*WHAT YOU ARE ASKED TO DO*: Set down each line of the material that follows, exactly, with no pictures.
=== MATERIAL SHOWN ===
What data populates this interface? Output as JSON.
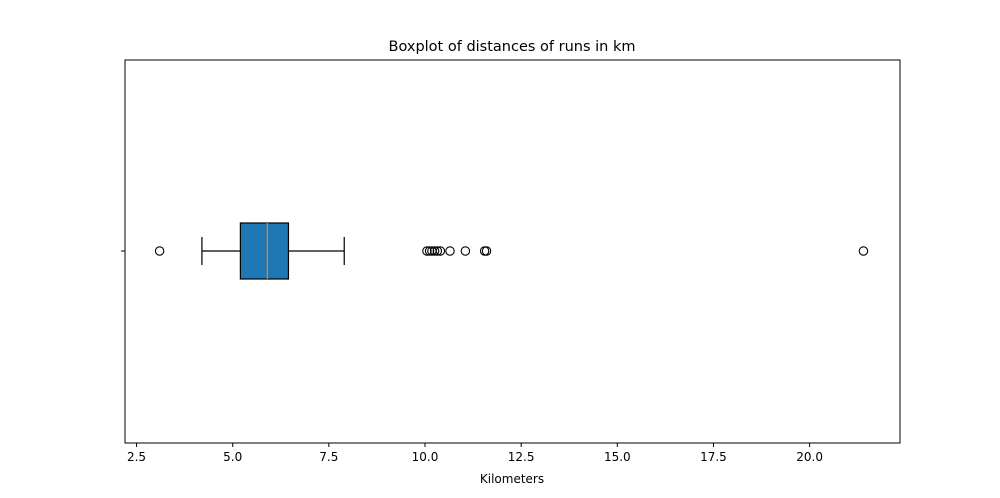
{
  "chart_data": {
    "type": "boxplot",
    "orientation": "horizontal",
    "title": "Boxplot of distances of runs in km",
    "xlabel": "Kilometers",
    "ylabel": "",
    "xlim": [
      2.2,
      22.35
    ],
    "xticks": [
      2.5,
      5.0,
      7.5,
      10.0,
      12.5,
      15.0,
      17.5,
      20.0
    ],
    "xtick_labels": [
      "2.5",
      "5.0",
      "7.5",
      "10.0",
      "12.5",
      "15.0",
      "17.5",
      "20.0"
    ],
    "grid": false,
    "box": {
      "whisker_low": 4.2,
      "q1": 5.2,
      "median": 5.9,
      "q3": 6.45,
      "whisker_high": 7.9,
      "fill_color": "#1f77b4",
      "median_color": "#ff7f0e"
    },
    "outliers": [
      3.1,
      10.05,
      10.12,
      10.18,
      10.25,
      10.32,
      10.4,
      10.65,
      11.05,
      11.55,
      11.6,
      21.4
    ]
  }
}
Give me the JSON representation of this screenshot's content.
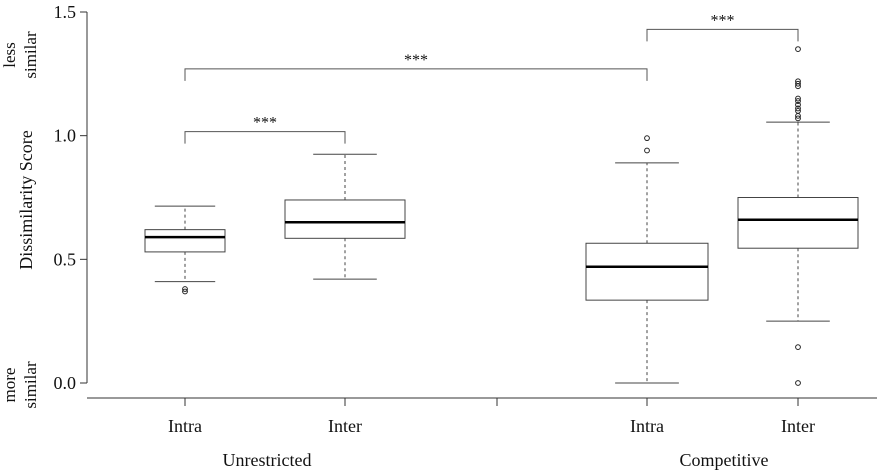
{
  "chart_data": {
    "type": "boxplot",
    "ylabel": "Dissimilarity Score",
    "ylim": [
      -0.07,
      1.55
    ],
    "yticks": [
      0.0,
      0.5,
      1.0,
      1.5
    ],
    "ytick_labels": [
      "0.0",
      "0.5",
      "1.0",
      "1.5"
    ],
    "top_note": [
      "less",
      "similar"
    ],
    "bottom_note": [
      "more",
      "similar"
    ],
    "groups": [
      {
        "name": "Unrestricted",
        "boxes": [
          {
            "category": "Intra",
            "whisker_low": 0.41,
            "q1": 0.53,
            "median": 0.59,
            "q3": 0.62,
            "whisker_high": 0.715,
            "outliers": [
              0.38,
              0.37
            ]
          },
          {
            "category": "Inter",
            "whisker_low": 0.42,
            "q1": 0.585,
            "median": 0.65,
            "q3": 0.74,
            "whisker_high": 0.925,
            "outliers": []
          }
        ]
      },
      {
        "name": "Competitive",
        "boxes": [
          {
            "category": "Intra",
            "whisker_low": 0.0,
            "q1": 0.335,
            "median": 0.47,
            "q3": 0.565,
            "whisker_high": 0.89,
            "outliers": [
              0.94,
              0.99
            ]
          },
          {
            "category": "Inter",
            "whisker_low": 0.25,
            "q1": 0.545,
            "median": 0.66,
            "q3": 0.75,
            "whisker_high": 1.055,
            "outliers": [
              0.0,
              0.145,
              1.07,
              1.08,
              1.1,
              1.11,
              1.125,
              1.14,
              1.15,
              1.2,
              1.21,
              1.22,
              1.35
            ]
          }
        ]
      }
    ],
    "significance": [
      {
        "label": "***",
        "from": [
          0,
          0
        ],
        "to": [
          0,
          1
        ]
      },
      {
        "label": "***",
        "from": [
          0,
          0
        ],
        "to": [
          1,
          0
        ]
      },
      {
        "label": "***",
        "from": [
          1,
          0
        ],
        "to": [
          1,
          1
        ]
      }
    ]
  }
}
===
*TASK OUTPUT*:
What data populates this interface? Output as JSON.
{
  "chart_data": {
    "type": "boxplot",
    "orientation": "horizontal",
    "title": "Boxplot of distances of runs in km",
    "xlabel": "Kilometers",
    "ylabel": "",
    "xlim": [
      2.2,
      22.35
    ],
    "xticks": [
      2.5,
      5.0,
      7.5,
      10.0,
      12.5,
      15.0,
      17.5,
      20.0
    ],
    "xtick_labels": [
      "2.5",
      "5.0",
      "7.5",
      "10.0",
      "12.5",
      "15.0",
      "17.5",
      "20.0"
    ],
    "grid": false,
    "box": {
      "whisker_low": 4.2,
      "q1": 5.2,
      "median": 5.9,
      "q3": 6.45,
      "whisker_high": 7.9,
      "fill_color": "#1f77b4",
      "median_color": "#ff7f0e"
    },
    "outliers": [
      3.1,
      10.05,
      10.12,
      10.18,
      10.25,
      10.32,
      10.4,
      10.65,
      11.05,
      11.55,
      11.6,
      21.4
    ]
  }
}
Give me the JSON representation of this screenshot's content.
{
  "chart_data": {
    "type": "boxplot",
    "ylabel": "Dissimilarity Score",
    "ylim": [
      -0.07,
      1.55
    ],
    "yticks": [
      0.0,
      0.5,
      1.0,
      1.5
    ],
    "ytick_labels": [
      "0.0",
      "0.5",
      "1.0",
      "1.5"
    ],
    "top_note": [
      "less",
      "similar"
    ],
    "bottom_note": [
      "more",
      "similar"
    ],
    "groups": [
      {
        "name": "Unrestricted",
        "boxes": [
          {
            "category": "Intra",
            "whisker_low": 0.41,
            "q1": 0.53,
            "median": 0.59,
            "q3": 0.62,
            "whisker_high": 0.715,
            "outliers": [
              0.38,
              0.37
            ]
          },
          {
            "category": "Inter",
            "whisker_low": 0.42,
            "q1": 0.585,
            "median": 0.65,
            "q3": 0.74,
            "whisker_high": 0.925,
            "outliers": []
          }
        ]
      },
      {
        "name": "Competitive",
        "boxes": [
          {
            "category": "Intra",
            "whisker_low": 0.0,
            "q1": 0.335,
            "median": 0.47,
            "q3": 0.565,
            "whisker_high": 0.89,
            "outliers": [
              0.94,
              0.99
            ]
          },
          {
            "category": "Inter",
            "whisker_low": 0.25,
            "q1": 0.545,
            "median": 0.66,
            "q3": 0.75,
            "whisker_high": 1.055,
            "outliers": [
              0.0,
              0.145,
              1.07,
              1.08,
              1.1,
              1.11,
              1.125,
              1.14,
              1.15,
              1.2,
              1.21,
              1.22,
              1.35
            ]
          }
        ]
      }
    ],
    "significance": [
      {
        "label": "***",
        "from": [
          0,
          0
        ],
        "to": [
          0,
          1
        ]
      },
      {
        "label": "***",
        "from": [
          0,
          0
        ],
        "to": [
          1,
          0
        ]
      },
      {
        "label": "***",
        "from": [
          1,
          0
        ],
        "to": [
          1,
          1
        ]
      }
    ]
  }
}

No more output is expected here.